■ Supplied records
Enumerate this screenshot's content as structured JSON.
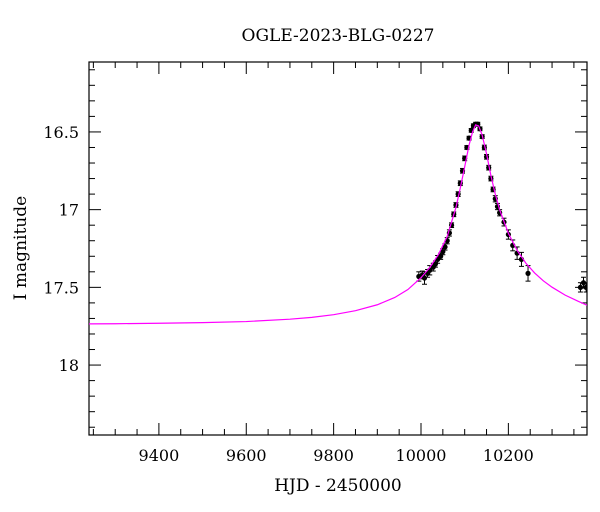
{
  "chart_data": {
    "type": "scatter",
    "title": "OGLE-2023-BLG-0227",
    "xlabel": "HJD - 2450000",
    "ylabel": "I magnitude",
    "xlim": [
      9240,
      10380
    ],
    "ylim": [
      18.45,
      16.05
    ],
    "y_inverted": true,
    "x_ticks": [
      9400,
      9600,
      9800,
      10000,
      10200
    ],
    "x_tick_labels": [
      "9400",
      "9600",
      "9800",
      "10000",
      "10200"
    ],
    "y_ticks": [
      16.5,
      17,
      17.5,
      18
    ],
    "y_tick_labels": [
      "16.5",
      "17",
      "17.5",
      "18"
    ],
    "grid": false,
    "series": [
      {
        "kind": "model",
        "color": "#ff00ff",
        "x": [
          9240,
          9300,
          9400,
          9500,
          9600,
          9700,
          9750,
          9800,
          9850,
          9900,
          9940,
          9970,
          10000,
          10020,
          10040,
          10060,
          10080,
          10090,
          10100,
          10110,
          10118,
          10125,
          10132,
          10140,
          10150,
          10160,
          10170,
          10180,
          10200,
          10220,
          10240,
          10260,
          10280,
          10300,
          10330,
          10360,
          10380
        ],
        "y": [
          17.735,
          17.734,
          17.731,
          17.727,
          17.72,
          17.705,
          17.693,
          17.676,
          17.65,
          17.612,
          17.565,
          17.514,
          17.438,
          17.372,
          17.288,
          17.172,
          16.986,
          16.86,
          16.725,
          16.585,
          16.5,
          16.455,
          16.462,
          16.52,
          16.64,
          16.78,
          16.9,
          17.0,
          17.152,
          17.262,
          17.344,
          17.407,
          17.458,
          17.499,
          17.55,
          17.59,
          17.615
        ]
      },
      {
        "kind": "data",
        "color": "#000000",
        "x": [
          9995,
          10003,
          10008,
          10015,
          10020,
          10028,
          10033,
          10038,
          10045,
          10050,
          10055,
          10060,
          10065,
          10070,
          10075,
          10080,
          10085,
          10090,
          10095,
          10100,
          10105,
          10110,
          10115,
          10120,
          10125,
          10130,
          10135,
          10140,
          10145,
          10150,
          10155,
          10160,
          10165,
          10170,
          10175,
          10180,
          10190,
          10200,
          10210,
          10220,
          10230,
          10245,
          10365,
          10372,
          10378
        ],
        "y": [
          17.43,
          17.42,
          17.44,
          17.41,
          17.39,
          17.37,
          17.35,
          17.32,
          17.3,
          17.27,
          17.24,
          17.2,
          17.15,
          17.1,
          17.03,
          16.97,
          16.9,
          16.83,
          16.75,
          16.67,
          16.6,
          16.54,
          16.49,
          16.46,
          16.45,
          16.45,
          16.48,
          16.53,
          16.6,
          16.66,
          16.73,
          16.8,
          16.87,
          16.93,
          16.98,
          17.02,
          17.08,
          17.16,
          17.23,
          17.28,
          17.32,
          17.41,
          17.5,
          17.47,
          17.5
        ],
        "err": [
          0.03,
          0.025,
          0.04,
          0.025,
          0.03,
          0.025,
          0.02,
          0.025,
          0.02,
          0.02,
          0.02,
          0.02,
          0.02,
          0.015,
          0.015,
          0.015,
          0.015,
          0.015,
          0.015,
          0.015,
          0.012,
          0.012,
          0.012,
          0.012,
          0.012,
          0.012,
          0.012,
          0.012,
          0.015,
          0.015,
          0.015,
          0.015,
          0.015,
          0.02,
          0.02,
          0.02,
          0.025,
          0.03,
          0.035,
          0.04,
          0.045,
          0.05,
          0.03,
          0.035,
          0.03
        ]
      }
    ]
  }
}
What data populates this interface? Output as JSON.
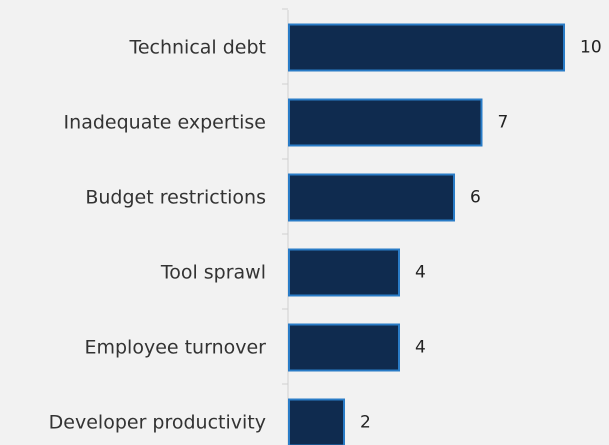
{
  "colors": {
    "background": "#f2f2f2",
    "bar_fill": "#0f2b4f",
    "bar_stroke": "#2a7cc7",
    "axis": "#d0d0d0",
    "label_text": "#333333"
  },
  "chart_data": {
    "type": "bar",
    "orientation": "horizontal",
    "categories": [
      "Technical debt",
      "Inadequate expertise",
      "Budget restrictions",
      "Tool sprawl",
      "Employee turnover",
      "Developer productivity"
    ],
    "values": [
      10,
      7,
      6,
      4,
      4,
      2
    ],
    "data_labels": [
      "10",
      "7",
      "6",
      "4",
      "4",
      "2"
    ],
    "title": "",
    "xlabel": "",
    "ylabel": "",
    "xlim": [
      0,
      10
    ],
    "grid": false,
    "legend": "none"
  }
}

■ Given request
Give the number of lines in the entries that hold the word "this", and nothing else.

■ Written solution
2